- _What is needed_
Each entry below should be reproduced character for character.

▼▼▼

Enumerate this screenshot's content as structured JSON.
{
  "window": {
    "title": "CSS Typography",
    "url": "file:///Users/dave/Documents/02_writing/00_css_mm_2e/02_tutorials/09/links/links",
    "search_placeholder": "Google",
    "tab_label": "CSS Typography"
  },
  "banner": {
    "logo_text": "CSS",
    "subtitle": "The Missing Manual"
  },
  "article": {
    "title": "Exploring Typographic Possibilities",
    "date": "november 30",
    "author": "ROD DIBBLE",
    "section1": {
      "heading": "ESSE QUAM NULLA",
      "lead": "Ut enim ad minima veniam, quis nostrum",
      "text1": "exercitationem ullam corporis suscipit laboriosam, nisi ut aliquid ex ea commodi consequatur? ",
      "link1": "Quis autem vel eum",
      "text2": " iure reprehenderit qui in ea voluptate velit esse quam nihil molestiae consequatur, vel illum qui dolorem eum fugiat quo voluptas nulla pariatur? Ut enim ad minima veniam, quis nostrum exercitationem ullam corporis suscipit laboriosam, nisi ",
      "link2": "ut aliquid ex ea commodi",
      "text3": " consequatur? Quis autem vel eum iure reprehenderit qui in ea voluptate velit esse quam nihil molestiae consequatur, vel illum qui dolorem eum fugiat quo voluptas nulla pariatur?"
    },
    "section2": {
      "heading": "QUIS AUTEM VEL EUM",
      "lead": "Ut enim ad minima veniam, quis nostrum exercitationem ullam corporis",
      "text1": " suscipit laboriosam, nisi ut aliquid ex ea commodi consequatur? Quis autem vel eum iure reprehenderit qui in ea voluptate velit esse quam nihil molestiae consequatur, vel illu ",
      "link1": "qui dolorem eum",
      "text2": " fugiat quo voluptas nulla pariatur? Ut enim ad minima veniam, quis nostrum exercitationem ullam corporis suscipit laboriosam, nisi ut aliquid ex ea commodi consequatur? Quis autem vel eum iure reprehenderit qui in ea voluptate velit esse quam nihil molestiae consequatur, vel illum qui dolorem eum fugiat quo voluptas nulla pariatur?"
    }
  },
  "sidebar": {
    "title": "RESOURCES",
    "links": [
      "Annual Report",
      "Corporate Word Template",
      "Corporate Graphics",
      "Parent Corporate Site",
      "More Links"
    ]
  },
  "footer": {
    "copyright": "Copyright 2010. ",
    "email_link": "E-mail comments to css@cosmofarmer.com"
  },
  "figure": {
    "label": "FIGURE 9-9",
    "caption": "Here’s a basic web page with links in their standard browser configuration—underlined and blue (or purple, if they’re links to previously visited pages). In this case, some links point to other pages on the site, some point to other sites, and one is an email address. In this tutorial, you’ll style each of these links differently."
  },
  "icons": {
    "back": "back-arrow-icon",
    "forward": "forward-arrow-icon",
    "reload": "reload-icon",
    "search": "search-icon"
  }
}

▲▲▲

- _Result below_
Enumerate this screenshot's content as structured JSON.
{
  "window": {
    "title": "CSS Typography",
    "url": "file:///Users/dave/Documents/02_writing/00_css_mm_2e/02_tutorials/09/links/links",
    "search_placeholder": "Google",
    "tab_label": "CSS Typography"
  },
  "banner": {
    "logo_text": "CSS",
    "subtitle": "The Missing Manual"
  },
  "article": {
    "title": "Exploring Typographic Possibilities",
    "date": "november 30",
    "author": "ROD DIBBLE",
    "section1": {
      "heading": "ESSE QUAM NULLA",
      "lead": "Ut enim ad minima veniam, quis nostrum",
      "text1": "exercitationem ullam corporis suscipit laboriosam, nisi ut aliquid ex ea commodi consequatur? ",
      "link1": "Quis autem vel eum",
      "text2": " iure reprehenderit qui in ea voluptate velit esse quam nihil molestiae consequatur, vel illum qui dolorem eum fugiat quo voluptas nulla pariatur? Ut enim ad minima veniam, quis nostrum exercitationem ullam corporis suscipit laboriosam, nisi ",
      "link2": "ut aliquid ex ea commodi",
      "text3": " consequatur? Quis autem vel eum iure reprehenderit qui in ea voluptate velit esse quam nihil molestiae consequatur, vel illum qui dolorem eum fugiat quo voluptas nulla pariatur?"
    },
    "section2": {
      "heading": "QUIS AUTEM VEL EUM",
      "lead": "Ut enim ad minima veniam, quis nostrum exercitationem ullam corporis",
      "text1": " suscipit laboriosam, nisi ut aliquid ex ea commodi consequatur? Quis autem vel eum iure reprehenderit qui in ea voluptate velit esse quam nihil molestiae consequatur, vel illu ",
      "link1": "qui dolorem eum",
      "text2": " fugiat quo voluptas nulla pariatur? Ut enim ad minima veniam, quis nostrum exercitationem ullam corporis suscipit laboriosam, nisi ut aliquid ex ea commodi consequatur? Quis autem vel eum iure reprehenderit qui in ea voluptate velit esse quam nihil molestiae consequatur, vel illum qui dolorem eum fugiat quo voluptas nulla pariatur?"
    }
  },
  "sidebar": {
    "title": "RESOURCES",
    "links": [
      "Annual Report",
      "Corporate Word Template",
      "Corporate Graphics",
      "Parent Corporate Site",
      "More Links"
    ]
  },
  "footer": {
    "copyright": "Copyright 2010. ",
    "email_link": "E-mail comments to css@cosmofarmer.com"
  },
  "figure": {
    "label": "FIGURE 9-9",
    "caption": "Here’s a basic web page with links in their standard browser configuration—underlined and blue (or purple, if they’re links to previously visited pages). In this case, some links point to other pages on the site, some point to other sites, and one is an email address. In this tutorial, you’ll style each of these links differently."
  },
  "icons": {
    "back": "back-arrow-icon",
    "forward": "forward-arrow-icon",
    "reload": "reload-icon",
    "search": "search-icon"
  }
}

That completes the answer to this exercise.